(Stored dataset items)
★ ★ ★ ★
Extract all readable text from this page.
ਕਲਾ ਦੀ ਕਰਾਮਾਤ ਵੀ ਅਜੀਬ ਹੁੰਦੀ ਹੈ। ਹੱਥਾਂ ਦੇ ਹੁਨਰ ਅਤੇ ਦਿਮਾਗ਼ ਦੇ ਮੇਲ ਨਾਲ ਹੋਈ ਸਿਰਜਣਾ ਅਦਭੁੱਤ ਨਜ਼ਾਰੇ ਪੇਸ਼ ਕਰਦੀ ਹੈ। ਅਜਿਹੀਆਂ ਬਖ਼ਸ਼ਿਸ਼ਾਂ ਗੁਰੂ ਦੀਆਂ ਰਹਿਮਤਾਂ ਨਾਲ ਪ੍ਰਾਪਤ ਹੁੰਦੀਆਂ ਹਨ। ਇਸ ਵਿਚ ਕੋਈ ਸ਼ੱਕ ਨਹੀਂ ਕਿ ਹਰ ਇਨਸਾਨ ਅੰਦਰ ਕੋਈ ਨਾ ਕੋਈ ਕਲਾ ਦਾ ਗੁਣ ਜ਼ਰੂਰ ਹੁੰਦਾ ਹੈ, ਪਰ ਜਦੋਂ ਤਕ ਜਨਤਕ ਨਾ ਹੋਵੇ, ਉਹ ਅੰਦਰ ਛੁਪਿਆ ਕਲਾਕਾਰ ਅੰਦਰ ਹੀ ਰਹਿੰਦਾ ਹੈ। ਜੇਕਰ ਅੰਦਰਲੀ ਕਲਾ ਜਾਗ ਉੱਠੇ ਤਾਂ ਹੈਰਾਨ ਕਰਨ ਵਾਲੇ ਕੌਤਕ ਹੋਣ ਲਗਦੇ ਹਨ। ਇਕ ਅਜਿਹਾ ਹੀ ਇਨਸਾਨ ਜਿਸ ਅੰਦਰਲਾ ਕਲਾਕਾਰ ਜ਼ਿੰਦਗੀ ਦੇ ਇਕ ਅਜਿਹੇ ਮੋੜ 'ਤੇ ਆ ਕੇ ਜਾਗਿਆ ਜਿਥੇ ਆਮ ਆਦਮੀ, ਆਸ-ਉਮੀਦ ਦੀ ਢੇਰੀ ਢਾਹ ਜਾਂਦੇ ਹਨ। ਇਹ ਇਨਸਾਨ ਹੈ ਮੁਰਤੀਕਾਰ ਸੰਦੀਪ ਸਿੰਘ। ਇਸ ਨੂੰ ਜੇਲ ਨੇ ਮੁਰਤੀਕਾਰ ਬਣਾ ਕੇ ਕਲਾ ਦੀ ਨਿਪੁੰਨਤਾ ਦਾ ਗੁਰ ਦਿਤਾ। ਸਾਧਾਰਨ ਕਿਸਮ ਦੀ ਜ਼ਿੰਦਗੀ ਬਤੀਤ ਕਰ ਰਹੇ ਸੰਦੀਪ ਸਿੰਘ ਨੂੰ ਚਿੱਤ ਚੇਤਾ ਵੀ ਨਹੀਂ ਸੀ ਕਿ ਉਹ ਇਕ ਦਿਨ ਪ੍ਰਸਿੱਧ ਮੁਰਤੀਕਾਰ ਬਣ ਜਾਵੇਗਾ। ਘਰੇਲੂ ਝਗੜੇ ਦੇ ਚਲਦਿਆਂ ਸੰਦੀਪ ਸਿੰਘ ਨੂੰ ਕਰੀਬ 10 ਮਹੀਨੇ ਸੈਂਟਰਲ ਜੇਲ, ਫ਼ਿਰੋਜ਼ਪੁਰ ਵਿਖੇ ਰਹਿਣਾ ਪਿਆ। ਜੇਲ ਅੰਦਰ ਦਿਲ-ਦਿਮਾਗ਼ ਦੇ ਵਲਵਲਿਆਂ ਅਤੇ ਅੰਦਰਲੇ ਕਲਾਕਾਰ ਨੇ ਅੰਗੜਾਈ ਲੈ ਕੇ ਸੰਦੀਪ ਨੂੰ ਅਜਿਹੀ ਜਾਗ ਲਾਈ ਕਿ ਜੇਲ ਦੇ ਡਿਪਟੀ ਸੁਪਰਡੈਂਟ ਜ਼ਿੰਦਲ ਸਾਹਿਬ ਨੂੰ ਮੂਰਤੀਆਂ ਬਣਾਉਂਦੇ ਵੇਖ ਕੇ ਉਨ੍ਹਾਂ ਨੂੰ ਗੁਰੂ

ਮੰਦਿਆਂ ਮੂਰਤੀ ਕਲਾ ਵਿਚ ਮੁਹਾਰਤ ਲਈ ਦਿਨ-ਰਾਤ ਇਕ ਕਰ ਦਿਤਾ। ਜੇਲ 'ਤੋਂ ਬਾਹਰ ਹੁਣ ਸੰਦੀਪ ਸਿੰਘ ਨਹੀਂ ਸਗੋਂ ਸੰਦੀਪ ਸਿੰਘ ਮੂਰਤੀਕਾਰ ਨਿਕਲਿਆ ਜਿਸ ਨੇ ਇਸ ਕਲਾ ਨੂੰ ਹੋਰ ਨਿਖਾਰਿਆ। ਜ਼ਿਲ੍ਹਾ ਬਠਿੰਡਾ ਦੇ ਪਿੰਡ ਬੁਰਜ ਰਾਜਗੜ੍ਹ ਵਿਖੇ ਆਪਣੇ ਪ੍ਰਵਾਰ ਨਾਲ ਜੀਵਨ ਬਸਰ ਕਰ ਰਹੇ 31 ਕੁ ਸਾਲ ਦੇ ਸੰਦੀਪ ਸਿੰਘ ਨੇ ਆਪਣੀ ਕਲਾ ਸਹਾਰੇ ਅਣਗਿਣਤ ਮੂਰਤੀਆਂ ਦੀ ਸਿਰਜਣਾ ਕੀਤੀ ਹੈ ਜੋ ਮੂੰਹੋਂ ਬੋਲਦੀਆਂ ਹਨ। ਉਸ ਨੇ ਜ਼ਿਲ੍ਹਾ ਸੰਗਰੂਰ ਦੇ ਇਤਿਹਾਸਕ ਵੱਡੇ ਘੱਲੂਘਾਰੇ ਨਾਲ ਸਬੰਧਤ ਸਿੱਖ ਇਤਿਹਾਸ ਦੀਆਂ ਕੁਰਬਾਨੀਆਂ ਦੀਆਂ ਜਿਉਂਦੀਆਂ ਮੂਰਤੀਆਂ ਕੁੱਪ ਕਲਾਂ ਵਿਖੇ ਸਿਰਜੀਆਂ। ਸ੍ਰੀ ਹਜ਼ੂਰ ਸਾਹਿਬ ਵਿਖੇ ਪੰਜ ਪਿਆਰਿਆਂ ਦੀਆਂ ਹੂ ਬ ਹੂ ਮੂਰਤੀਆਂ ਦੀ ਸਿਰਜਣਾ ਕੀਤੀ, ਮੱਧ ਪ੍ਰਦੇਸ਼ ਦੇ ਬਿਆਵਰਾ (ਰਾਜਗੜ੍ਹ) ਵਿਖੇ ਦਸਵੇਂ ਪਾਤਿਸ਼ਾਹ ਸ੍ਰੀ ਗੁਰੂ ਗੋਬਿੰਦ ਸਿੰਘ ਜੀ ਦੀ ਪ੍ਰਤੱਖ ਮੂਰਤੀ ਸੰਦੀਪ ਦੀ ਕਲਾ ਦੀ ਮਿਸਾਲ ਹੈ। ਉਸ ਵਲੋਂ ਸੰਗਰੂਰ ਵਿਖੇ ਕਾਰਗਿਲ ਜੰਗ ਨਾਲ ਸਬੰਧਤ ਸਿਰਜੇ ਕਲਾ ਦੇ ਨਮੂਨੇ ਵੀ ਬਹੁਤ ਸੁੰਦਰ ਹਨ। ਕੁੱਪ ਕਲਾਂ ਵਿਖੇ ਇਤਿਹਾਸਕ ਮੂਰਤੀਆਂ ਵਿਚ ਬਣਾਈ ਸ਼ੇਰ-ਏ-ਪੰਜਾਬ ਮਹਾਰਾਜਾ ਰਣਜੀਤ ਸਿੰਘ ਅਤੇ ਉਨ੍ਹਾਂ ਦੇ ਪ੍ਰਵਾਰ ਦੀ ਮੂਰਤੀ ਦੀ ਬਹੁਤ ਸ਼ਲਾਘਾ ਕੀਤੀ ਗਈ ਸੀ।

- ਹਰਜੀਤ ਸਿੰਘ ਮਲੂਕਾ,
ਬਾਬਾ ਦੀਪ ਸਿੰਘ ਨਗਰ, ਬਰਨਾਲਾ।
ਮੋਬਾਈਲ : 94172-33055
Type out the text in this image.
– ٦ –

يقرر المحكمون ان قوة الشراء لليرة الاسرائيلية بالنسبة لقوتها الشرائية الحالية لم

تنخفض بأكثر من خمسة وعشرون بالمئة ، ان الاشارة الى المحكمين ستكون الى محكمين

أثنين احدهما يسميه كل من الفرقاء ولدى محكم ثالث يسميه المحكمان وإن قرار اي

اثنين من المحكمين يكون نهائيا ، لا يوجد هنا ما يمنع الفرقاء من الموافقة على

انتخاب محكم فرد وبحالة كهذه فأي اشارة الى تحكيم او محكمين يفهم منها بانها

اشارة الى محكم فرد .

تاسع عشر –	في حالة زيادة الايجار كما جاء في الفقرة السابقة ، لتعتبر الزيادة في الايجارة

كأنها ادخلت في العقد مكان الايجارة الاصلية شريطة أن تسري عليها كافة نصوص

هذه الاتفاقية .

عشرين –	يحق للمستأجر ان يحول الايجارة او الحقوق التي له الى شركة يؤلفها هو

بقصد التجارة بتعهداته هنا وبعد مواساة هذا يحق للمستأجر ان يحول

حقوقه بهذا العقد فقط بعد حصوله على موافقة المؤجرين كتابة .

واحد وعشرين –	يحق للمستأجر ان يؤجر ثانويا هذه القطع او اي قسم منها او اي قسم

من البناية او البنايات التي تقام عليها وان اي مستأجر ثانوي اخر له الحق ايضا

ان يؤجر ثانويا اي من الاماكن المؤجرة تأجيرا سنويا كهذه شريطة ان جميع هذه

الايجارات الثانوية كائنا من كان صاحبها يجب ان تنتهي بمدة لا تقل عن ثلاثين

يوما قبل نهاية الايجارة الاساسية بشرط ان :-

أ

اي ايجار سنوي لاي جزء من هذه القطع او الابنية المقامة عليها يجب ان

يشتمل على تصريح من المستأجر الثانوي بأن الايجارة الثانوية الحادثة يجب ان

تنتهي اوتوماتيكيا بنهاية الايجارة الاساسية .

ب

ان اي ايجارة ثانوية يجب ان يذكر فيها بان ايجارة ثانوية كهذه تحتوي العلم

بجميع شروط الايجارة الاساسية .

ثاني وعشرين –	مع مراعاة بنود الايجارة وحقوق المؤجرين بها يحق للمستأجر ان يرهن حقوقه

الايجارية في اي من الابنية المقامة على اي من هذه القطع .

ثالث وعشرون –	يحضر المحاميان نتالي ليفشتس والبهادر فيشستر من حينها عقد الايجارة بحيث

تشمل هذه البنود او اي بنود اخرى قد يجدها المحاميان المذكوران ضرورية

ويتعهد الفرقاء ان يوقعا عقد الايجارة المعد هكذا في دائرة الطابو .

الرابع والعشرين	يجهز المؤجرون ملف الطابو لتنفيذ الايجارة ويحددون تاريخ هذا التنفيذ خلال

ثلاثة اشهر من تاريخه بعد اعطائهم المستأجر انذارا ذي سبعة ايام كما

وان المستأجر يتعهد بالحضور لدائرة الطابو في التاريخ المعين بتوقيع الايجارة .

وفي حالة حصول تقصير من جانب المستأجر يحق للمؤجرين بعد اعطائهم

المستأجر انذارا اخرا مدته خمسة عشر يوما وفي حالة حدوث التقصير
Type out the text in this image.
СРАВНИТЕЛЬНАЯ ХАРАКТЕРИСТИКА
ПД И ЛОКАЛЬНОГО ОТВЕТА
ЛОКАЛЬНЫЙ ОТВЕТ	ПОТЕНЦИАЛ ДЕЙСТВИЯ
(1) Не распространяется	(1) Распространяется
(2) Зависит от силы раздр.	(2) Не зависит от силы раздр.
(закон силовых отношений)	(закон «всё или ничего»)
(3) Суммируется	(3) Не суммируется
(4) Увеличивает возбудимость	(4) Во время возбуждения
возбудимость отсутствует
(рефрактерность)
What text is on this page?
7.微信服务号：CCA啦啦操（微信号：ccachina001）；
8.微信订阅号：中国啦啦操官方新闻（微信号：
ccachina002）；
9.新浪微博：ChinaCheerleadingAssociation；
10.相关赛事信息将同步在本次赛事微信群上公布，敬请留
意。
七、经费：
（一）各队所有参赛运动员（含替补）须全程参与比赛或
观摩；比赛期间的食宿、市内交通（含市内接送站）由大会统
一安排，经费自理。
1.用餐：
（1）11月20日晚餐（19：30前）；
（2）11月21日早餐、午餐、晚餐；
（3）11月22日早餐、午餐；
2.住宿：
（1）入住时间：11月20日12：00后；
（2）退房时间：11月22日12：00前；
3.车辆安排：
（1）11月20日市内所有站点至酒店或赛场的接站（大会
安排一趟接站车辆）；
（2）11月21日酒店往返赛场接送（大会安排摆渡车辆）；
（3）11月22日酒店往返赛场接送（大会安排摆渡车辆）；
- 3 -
★ ★ ★ ★
→ What the exercise asks
Consider the entries above and return each line with the string "القطع".

→ Response for this exercise
واحد وعشرين –	يحق للمستأجر ان يؤجر ثانويا هذه القطع او اي قسم منها او اي قسم
اي ايجار سنوي لاي جزء من هذه القطع او الابنية المقامة عليها يجب ان
الايجارية في اي من الابنية المقامة على اي من هذه القطع .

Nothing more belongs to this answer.